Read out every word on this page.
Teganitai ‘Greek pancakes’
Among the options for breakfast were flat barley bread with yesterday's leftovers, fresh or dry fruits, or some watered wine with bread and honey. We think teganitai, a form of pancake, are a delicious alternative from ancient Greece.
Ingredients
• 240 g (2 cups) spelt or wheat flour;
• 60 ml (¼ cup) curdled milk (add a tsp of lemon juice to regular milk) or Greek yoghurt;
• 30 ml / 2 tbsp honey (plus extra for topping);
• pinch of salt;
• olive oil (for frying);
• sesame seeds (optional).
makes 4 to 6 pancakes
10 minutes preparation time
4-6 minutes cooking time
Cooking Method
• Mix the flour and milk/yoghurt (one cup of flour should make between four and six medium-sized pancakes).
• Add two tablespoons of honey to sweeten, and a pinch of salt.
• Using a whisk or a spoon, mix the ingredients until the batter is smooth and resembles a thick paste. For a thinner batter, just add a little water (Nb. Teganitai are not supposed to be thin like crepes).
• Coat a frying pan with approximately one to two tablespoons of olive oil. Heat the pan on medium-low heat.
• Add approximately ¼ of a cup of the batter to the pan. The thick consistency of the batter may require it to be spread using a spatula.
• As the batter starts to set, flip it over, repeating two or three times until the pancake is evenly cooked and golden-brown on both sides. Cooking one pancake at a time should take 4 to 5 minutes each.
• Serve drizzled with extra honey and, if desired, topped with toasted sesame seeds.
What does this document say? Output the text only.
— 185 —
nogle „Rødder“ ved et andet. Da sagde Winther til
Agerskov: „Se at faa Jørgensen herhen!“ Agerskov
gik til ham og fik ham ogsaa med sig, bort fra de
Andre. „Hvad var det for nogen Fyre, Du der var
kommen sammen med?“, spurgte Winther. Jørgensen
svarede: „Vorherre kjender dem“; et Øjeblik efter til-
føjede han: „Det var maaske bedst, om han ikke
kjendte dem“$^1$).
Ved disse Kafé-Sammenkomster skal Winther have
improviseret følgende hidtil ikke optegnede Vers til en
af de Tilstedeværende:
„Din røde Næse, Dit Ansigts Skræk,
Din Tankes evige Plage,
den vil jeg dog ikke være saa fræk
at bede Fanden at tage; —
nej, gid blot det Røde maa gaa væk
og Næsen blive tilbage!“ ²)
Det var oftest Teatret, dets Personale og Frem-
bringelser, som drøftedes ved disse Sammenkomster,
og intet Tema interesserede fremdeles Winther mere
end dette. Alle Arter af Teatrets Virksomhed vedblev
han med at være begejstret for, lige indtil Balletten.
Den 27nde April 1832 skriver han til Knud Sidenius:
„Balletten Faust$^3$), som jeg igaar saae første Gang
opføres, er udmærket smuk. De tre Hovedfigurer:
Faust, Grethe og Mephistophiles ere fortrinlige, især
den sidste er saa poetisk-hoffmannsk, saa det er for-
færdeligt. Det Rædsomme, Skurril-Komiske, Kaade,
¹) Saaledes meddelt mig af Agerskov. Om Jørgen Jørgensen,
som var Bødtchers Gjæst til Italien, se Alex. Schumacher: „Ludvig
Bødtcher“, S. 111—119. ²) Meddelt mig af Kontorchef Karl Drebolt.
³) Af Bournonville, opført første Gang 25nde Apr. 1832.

------------------------------------------------------------

STATED EXERCISE: Give all of the entries again, word for word.

SOLUTION TO THE EXERCISE:
Read out every word on this page.
Teganitai ‘Greek pancakes’
Among the options for breakfast were flat barley bread with yesterday's leftovers, fresh or dry fruits, or some watered wine with bread and honey. We think teganitai, a form of pancake, are a delicious alternative from ancient Greece.
Ingredients
• 240 g (2 cups) spelt or wheat flour;
• 60 ml (¼ cup) curdled milk (add a tsp of lemon juice to regular milk) or Greek yoghurt;
• 30 ml / 2 tbsp honey (plus extra for topping);
• pinch of salt;
• olive oil (for frying);
• sesame seeds (optional).
makes 4 to 6 pancakes
10 minutes preparation time
4-6 minutes cooking time
Cooking Method
• Mix the flour and milk/yoghurt (one cup of flour should make between four and six medium-sized pancakes).
• Add two tablespoons of honey to sweeten, and a pinch of salt.
• Using a whisk or a spoon, mix the ingredients until the batter is smooth and resembles a thick paste. For a thinner batter, just add a little water (Nb. Teganitai are not supposed to be thin like crepes).
• Coat a frying pan with approximately one to two tablespoons of olive oil. Heat the pan on medium-low heat.
• Add approximately ¼ of a cup of the batter to the pan. The thick consistency of the batter may require it to be spread using a spatula.
• As the batter starts to set, flip it over, repeating two or three times until the pancake is evenly cooked and golden-brown on both sides. Cooking one pancake at a time should take 4 to 5 minutes each.
• Serve drizzled with extra honey and, if desired, topped with toasted sesame seeds.
What does this document say? Output the text only.
— 185 —
nogle „Rødder“ ved et andet. Da sagde Winther til
Agerskov: „Se at faa Jørgensen herhen!“ Agerskov
gik til ham og fik ham ogsaa med sig, bort fra de
Andre. „Hvad var det for nogen Fyre, Du der var
kommen sammen med?“, spurgte Winther. Jørgensen
svarede: „Vorherre kjender dem“; et Øjeblik efter til-
føjede han: „Det var maaske bedst, om han ikke
kjendte dem“$^1$).
Ved disse Kafé-Sammenkomster skal Winther have
improviseret følgende hidtil ikke optegnede Vers til en
af de Tilstedeværende:
„Din røde Næse, Dit Ansigts Skræk,
Din Tankes evige Plage,
den vil jeg dog ikke være saa fræk
at bede Fanden at tage; —
nej, gid blot det Røde maa gaa væk
og Næsen blive tilbage!“ ²)
Det var oftest Teatret, dets Personale og Frem-
bringelser, som drøftedes ved disse Sammenkomster,
og intet Tema interesserede fremdeles Winther mere
end dette. Alle Arter af Teatrets Virksomhed vedblev
han med at være begejstret for, lige indtil Balletten.
Den 27nde April 1832 skriver han til Knud Sidenius:
„Balletten Faust$^3$), som jeg igaar saae første Gang
opføres, er udmærket smuk. De tre Hovedfigurer:
Faust, Grethe og Mephistophiles ere fortrinlige, især
den sidste er saa poetisk-hoffmannsk, saa det er for-
færdeligt. Det Rædsomme, Skurril-Komiske, Kaade,
¹) Saaledes meddelt mig af Agerskov. Om Jørgen Jørgensen,
som var Bødtchers Gjæst til Italien, se Alex. Schumacher: „Ludvig
Bødtcher“, S. 111—119. ²) Meddelt mig af Kontorchef Karl Drebolt.
³) Af Bournonville, opført første Gang 25nde Apr. 1832.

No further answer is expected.